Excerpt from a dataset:
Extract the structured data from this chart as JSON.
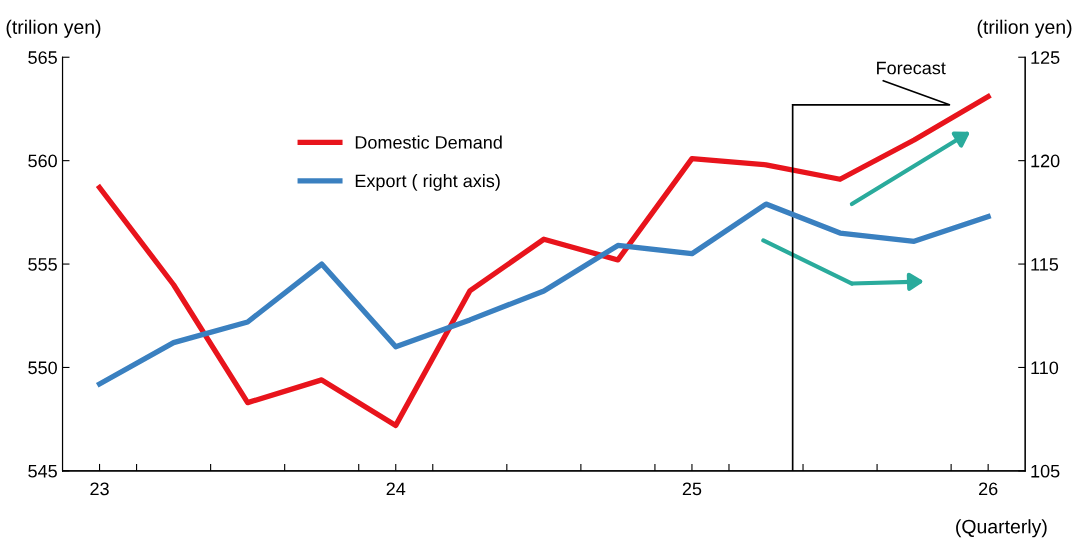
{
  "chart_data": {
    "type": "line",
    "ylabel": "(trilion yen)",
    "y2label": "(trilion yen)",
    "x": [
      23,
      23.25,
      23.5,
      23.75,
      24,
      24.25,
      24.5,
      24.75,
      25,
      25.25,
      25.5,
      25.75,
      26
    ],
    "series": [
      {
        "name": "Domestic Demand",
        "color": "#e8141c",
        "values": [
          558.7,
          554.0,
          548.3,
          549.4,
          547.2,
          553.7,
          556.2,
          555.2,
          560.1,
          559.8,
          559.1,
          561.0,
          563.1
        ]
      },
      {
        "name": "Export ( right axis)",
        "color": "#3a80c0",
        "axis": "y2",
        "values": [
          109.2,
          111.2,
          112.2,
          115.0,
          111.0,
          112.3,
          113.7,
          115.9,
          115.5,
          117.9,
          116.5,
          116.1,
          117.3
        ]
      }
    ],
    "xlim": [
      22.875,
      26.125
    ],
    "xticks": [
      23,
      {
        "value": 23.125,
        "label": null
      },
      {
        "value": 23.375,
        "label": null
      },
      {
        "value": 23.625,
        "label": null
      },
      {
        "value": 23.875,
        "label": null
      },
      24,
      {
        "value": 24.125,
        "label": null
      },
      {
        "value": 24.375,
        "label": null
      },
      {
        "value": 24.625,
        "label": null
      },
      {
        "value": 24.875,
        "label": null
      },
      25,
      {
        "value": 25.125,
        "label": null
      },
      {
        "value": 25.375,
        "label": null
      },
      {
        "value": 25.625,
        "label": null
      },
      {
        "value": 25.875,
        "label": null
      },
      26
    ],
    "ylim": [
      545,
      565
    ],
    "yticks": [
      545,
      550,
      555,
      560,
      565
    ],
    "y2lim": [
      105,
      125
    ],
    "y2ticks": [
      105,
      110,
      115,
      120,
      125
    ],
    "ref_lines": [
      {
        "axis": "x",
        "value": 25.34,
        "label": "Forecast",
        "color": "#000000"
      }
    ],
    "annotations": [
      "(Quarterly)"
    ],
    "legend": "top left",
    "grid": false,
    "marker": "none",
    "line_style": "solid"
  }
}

==

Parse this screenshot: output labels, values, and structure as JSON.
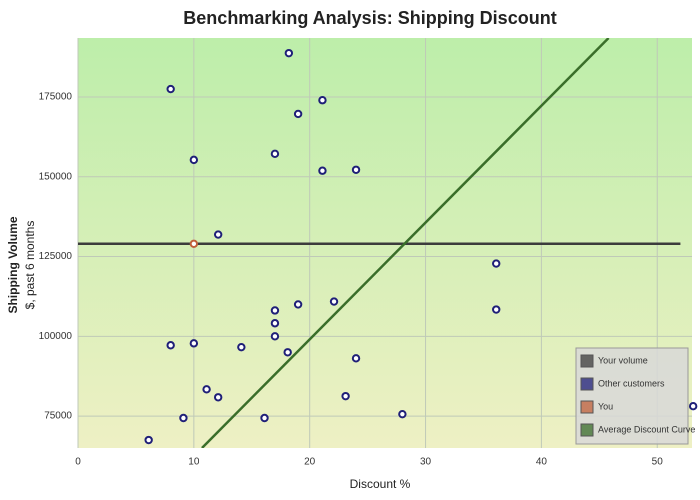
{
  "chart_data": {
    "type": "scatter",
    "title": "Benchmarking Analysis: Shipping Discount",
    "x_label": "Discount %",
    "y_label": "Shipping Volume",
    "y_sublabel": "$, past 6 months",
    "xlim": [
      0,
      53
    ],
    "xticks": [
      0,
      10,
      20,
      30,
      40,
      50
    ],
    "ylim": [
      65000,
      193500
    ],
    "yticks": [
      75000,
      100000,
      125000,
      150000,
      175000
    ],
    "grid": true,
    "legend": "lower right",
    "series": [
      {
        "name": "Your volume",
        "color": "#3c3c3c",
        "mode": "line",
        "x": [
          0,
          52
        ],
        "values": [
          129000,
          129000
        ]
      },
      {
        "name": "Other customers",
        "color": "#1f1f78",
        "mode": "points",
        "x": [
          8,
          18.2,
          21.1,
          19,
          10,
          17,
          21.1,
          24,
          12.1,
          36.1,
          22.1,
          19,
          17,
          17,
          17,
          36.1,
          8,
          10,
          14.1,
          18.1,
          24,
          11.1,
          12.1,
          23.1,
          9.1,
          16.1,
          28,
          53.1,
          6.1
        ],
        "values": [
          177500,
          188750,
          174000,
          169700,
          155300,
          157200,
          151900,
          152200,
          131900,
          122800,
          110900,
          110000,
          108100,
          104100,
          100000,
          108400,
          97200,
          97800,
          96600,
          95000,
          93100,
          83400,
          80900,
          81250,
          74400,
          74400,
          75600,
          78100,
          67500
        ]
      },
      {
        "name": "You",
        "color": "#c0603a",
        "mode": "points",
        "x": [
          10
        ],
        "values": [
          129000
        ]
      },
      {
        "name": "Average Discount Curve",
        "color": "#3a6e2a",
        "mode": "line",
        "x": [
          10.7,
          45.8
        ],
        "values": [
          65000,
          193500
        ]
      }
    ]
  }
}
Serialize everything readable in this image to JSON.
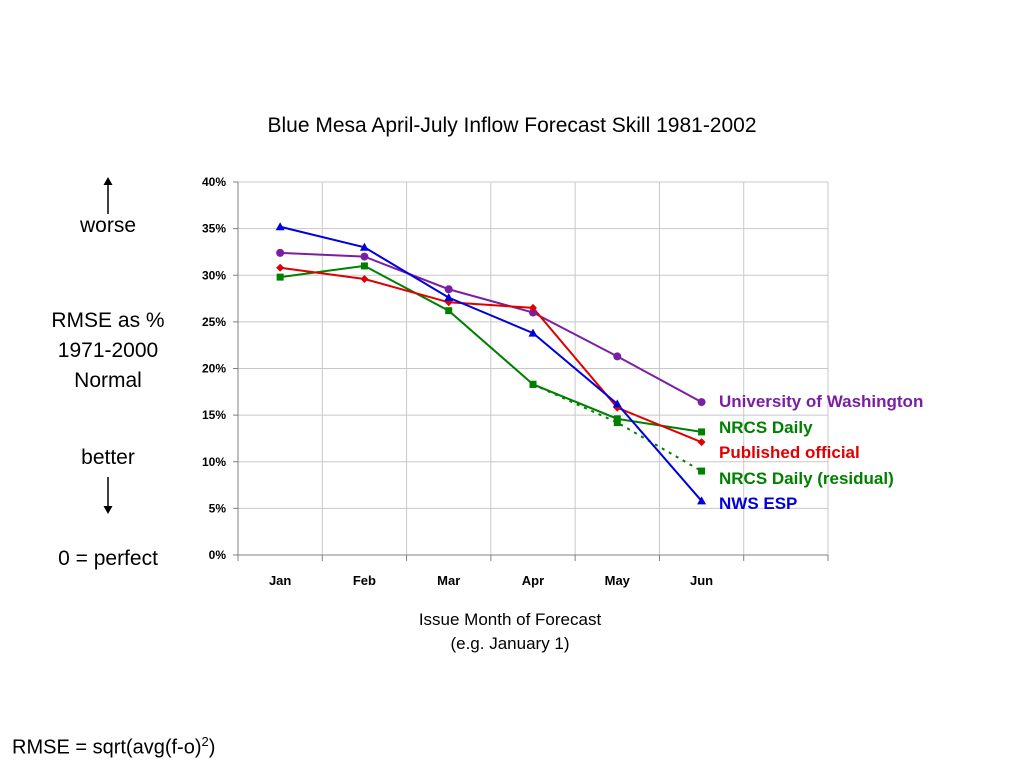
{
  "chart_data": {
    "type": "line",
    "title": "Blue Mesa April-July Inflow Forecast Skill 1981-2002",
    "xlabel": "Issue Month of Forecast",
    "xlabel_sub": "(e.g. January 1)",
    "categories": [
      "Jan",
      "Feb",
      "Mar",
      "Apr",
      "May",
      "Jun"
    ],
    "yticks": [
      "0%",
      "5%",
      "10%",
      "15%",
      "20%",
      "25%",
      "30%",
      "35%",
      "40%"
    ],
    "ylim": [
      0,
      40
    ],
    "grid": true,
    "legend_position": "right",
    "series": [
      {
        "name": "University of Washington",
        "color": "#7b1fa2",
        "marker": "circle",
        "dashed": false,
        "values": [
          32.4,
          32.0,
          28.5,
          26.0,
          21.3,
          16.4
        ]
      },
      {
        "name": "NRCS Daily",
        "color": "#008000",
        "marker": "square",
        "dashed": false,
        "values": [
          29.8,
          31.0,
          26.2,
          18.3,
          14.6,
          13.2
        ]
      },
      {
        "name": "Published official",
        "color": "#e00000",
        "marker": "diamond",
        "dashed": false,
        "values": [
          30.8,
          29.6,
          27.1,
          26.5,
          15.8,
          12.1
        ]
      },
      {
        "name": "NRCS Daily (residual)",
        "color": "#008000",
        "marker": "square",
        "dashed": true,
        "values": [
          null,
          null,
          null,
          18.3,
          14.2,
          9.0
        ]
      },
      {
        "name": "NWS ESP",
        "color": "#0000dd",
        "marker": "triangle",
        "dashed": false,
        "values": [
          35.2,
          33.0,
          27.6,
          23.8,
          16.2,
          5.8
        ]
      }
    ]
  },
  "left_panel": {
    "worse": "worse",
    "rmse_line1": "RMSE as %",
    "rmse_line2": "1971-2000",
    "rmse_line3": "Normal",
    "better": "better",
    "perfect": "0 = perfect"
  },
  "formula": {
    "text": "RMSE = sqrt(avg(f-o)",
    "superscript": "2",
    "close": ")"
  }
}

*Instructions for the task:*
Using the records above, list each line that includes "name".

*Solution for this problem:*
        "name": "Domestic Demand",
        "name": "Export ( right axis)",
        "name": "Your volume",
        "name": "Other customers",
        "name": "You",
        "name": "Average Discount Curve",
        "name": "University of Washington",
        "name": "NRCS Daily",
        "name": "Published official",
        "name": "NRCS Daily (residual)",
        "name": "NWS ESP",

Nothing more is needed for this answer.